**Problem statement**
Reproduce the records below in full and exactly, without their images.

**Input records**

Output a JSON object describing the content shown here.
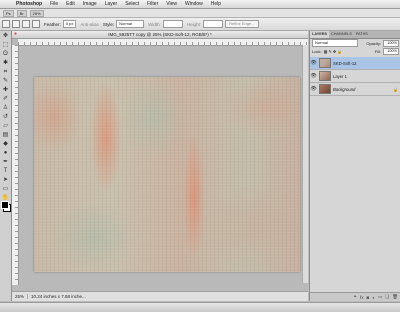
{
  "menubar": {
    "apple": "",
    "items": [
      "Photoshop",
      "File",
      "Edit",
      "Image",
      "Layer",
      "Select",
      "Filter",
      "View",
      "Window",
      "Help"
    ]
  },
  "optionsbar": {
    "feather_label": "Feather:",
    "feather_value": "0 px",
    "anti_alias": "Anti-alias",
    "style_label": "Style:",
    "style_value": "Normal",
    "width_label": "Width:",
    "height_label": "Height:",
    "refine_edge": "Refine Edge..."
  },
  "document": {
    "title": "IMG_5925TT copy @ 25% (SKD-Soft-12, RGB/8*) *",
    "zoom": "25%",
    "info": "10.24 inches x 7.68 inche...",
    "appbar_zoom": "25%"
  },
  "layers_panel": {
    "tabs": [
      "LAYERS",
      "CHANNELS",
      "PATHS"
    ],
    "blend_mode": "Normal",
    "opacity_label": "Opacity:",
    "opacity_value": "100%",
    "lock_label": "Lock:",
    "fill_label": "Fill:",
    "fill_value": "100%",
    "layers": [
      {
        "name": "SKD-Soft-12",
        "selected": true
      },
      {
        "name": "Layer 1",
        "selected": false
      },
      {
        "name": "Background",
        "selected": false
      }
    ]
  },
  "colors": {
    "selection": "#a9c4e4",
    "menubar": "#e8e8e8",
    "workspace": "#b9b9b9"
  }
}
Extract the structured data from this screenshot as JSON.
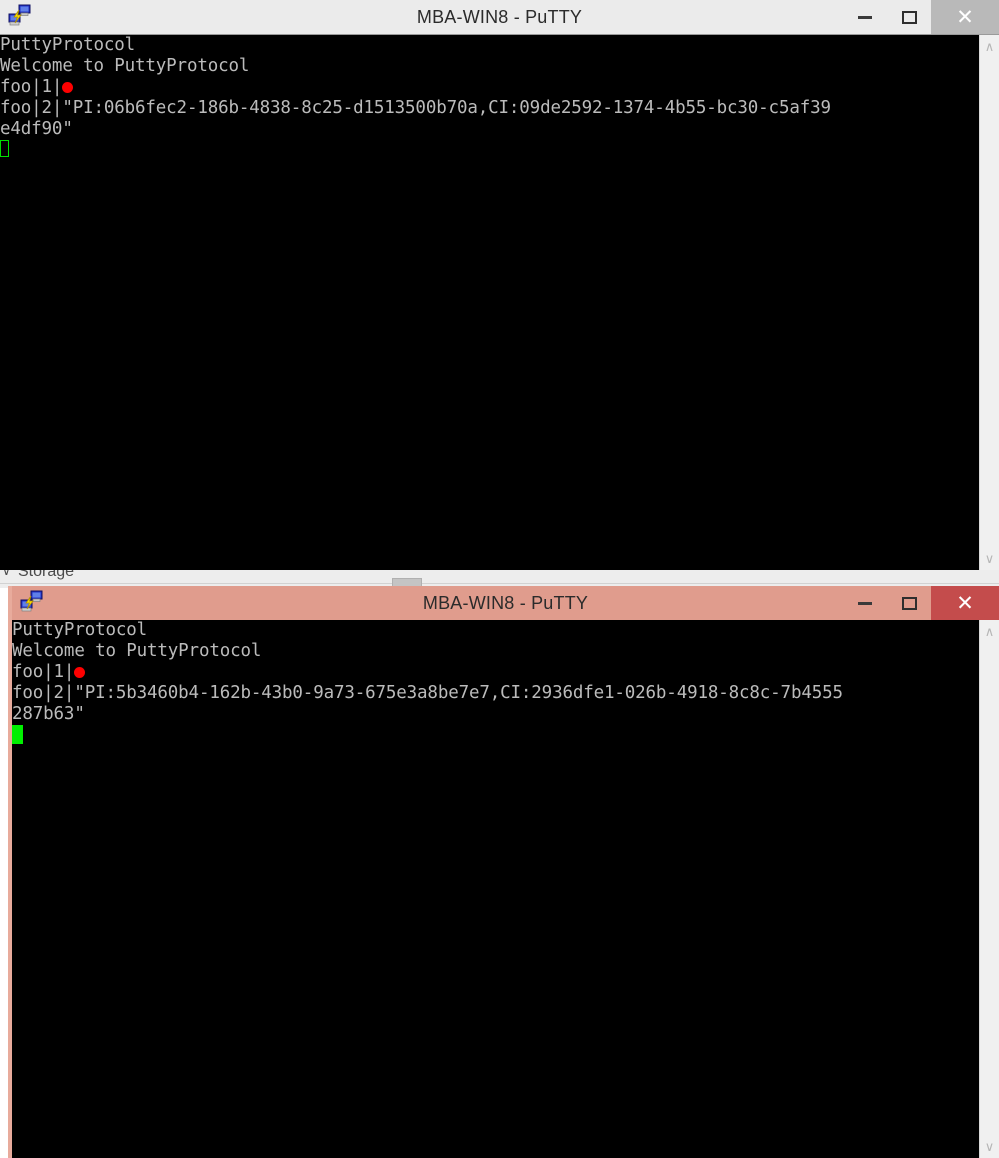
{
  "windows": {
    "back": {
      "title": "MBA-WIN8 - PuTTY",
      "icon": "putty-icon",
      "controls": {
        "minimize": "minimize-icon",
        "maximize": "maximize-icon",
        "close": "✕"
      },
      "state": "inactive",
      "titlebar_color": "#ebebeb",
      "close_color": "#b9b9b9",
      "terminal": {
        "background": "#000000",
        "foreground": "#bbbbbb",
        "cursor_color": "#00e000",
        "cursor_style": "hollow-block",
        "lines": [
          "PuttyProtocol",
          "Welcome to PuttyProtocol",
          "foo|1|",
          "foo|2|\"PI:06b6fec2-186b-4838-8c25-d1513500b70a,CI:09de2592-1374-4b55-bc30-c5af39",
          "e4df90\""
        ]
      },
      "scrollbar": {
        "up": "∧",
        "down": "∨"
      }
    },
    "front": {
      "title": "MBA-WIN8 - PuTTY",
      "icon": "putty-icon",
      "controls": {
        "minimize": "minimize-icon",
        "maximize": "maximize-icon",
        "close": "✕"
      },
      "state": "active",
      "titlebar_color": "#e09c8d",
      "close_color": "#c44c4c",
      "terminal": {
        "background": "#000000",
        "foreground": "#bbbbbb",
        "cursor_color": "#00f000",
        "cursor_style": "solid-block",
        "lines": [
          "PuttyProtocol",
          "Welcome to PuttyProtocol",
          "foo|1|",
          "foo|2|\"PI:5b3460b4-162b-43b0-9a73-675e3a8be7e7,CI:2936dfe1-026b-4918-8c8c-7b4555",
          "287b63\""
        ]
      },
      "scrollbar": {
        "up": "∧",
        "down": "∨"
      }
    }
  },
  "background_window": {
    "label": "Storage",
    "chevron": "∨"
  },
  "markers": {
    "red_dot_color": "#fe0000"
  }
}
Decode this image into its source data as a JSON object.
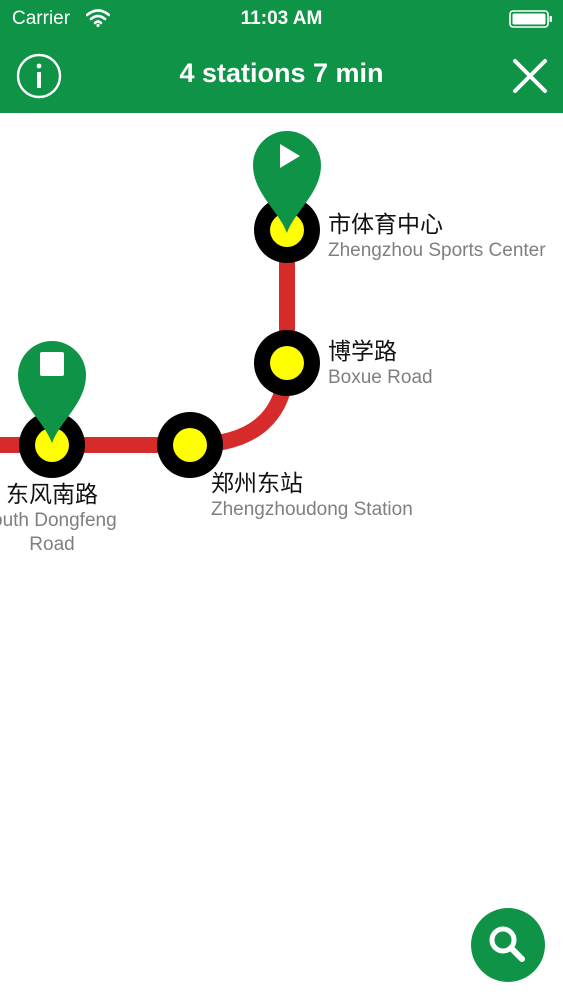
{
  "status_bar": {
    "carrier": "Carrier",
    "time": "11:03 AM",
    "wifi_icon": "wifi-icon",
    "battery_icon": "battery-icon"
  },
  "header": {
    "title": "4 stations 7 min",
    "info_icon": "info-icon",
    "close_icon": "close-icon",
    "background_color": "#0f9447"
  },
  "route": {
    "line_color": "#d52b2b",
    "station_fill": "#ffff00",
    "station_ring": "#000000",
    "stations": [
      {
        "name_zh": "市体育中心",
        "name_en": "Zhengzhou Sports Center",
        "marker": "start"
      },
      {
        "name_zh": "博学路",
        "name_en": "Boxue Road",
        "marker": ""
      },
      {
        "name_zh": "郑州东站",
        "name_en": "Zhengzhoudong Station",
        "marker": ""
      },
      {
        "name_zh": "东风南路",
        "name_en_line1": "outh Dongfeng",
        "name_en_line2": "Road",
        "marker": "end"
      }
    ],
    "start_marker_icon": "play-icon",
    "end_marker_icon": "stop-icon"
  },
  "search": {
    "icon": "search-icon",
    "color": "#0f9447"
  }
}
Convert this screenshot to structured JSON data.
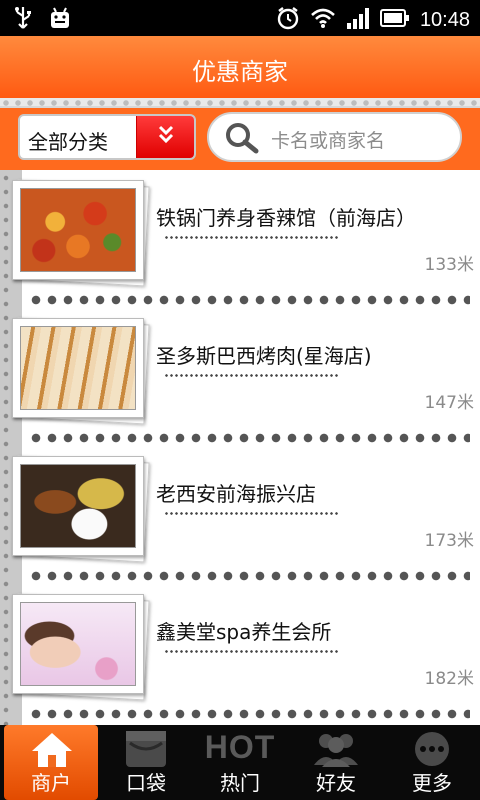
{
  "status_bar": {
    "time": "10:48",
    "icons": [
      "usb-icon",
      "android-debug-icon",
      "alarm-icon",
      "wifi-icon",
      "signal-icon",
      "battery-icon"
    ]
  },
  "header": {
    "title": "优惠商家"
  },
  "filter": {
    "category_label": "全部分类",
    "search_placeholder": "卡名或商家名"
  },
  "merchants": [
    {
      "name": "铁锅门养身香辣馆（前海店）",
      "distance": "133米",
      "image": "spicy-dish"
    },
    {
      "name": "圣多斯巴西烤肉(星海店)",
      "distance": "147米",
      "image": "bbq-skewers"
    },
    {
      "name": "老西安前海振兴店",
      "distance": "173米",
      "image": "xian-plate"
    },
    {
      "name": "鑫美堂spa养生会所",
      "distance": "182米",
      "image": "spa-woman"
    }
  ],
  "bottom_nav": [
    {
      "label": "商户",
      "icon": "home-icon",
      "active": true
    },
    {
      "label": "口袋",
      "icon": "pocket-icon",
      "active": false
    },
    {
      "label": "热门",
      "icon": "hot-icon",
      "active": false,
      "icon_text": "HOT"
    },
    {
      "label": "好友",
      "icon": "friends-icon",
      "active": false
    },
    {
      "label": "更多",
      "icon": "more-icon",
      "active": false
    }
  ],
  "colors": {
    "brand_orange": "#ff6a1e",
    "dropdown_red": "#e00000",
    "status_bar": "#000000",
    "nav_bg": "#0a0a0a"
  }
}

**Output**
Output a JSON object describing the content shown here.
{
  "menubar": {
    "apple": "",
    "items": [
      "Photoshop",
      "File",
      "Edit",
      "Image",
      "Layer",
      "Select",
      "Filter",
      "View",
      "Window",
      "Help"
    ]
  },
  "optionsbar": {
    "feather_label": "Feather:",
    "feather_value": "0 px",
    "anti_alias": "Anti-alias",
    "style_label": "Style:",
    "style_value": "Normal",
    "width_label": "Width:",
    "height_label": "Height:",
    "refine_edge": "Refine Edge..."
  },
  "document": {
    "title": "IMG_5925TT copy @ 25% (SKD-Soft-12, RGB/8*) *",
    "zoom": "25%",
    "info": "10.24 inches x 7.68 inche...",
    "appbar_zoom": "25%"
  },
  "layers_panel": {
    "tabs": [
      "LAYERS",
      "CHANNELS",
      "PATHS"
    ],
    "blend_mode": "Normal",
    "opacity_label": "Opacity:",
    "opacity_value": "100%",
    "lock_label": "Lock:",
    "fill_label": "Fill:",
    "fill_value": "100%",
    "layers": [
      {
        "name": "SKD-Soft-12",
        "selected": true
      },
      {
        "name": "Layer 1",
        "selected": false
      },
      {
        "name": "Background",
        "selected": false
      }
    ]
  },
  "colors": {
    "selection": "#a9c4e4",
    "menubar": "#e8e8e8",
    "workspace": "#b9b9b9"
  }
}
Extract the structured data from this screenshot as JSON.
{
  "windows": {
    "back": {
      "title": "MBA-WIN8 - PuTTY",
      "icon": "putty-icon",
      "controls": {
        "minimize": "minimize-icon",
        "maximize": "maximize-icon",
        "close": "✕"
      },
      "state": "inactive",
      "titlebar_color": "#ebebeb",
      "close_color": "#b9b9b9",
      "terminal": {
        "background": "#000000",
        "foreground": "#bbbbbb",
        "cursor_color": "#00e000",
        "cursor_style": "hollow-block",
        "lines": [
          "PuttyProtocol",
          "Welcome to PuttyProtocol",
          "foo|1|",
          "foo|2|\"PI:06b6fec2-186b-4838-8c25-d1513500b70a,CI:09de2592-1374-4b55-bc30-c5af39",
          "e4df90\""
        ]
      },
      "scrollbar": {
        "up": "∧",
        "down": "∨"
      }
    },
    "front": {
      "title": "MBA-WIN8 - PuTTY",
      "icon": "putty-icon",
      "controls": {
        "minimize": "minimize-icon",
        "maximize": "maximize-icon",
        "close": "✕"
      },
      "state": "active",
      "titlebar_color": "#e09c8d",
      "close_color": "#c44c4c",
      "terminal": {
        "background": "#000000",
        "foreground": "#bbbbbb",
        "cursor_color": "#00f000",
        "cursor_style": "solid-block",
        "lines": [
          "PuttyProtocol",
          "Welcome to PuttyProtocol",
          "foo|1|",
          "foo|2|\"PI:5b3460b4-162b-43b0-9a73-675e3a8be7e7,CI:2936dfe1-026b-4918-8c8c-7b4555",
          "287b63\""
        ]
      },
      "scrollbar": {
        "up": "∧",
        "down": "∨"
      }
    }
  },
  "background_window": {
    "label": "Storage",
    "chevron": "∨"
  },
  "markers": {
    "red_dot_color": "#fe0000"
  }
}
Decode this image into its source data as a JSON object.
{
  "status_bar": {
    "carrier": "Carrier",
    "time": "11:03 AM",
    "wifi_icon": "wifi-icon",
    "battery_icon": "battery-icon"
  },
  "header": {
    "title": "4 stations 7 min",
    "info_icon": "info-icon",
    "close_icon": "close-icon",
    "background_color": "#0f9447"
  },
  "route": {
    "line_color": "#d52b2b",
    "station_fill": "#ffff00",
    "station_ring": "#000000",
    "stations": [
      {
        "name_zh": "市体育中心",
        "name_en": "Zhengzhou Sports Center",
        "marker": "start"
      },
      {
        "name_zh": "博学路",
        "name_en": "Boxue Road",
        "marker": ""
      },
      {
        "name_zh": "郑州东站",
        "name_en": "Zhengzhoudong Station",
        "marker": ""
      },
      {
        "name_zh": "东风南路",
        "name_en_line1": "outh Dongfeng",
        "name_en_line2": "Road",
        "marker": "end"
      }
    ],
    "start_marker_icon": "play-icon",
    "end_marker_icon": "stop-icon"
  },
  "search": {
    "icon": "search-icon",
    "color": "#0f9447"
  }
}
Convert this screenshot to structured JSON data.
{
  "status_bar": {
    "time": "10:48",
    "icons": [
      "usb-icon",
      "android-debug-icon",
      "alarm-icon",
      "wifi-icon",
      "signal-icon",
      "battery-icon"
    ]
  },
  "header": {
    "title": "优惠商家"
  },
  "filter": {
    "category_label": "全部分类",
    "search_placeholder": "卡名或商家名"
  },
  "merchants": [
    {
      "name": "铁锅门养身香辣馆（前海店）",
      "distance": "133米",
      "image": "spicy-dish"
    },
    {
      "name": "圣多斯巴西烤肉(星海店)",
      "distance": "147米",
      "image": "bbq-skewers"
    },
    {
      "name": "老西安前海振兴店",
      "distance": "173米",
      "image": "xian-plate"
    },
    {
      "name": "鑫美堂spa养生会所",
      "distance": "182米",
      "image": "spa-woman"
    }
  ],
  "bottom_nav": [
    {
      "label": "商户",
      "icon": "home-icon",
      "active": true
    },
    {
      "label": "口袋",
      "icon": "pocket-icon",
      "active": false
    },
    {
      "label": "热门",
      "icon": "hot-icon",
      "active": false,
      "icon_text": "HOT"
    },
    {
      "label": "好友",
      "icon": "friends-icon",
      "active": false
    },
    {
      "label": "更多",
      "icon": "more-icon",
      "active": false
    }
  ],
  "colors": {
    "brand_orange": "#ff6a1e",
    "dropdown_red": "#e00000",
    "status_bar": "#000000",
    "nav_bg": "#0a0a0a"
  }
}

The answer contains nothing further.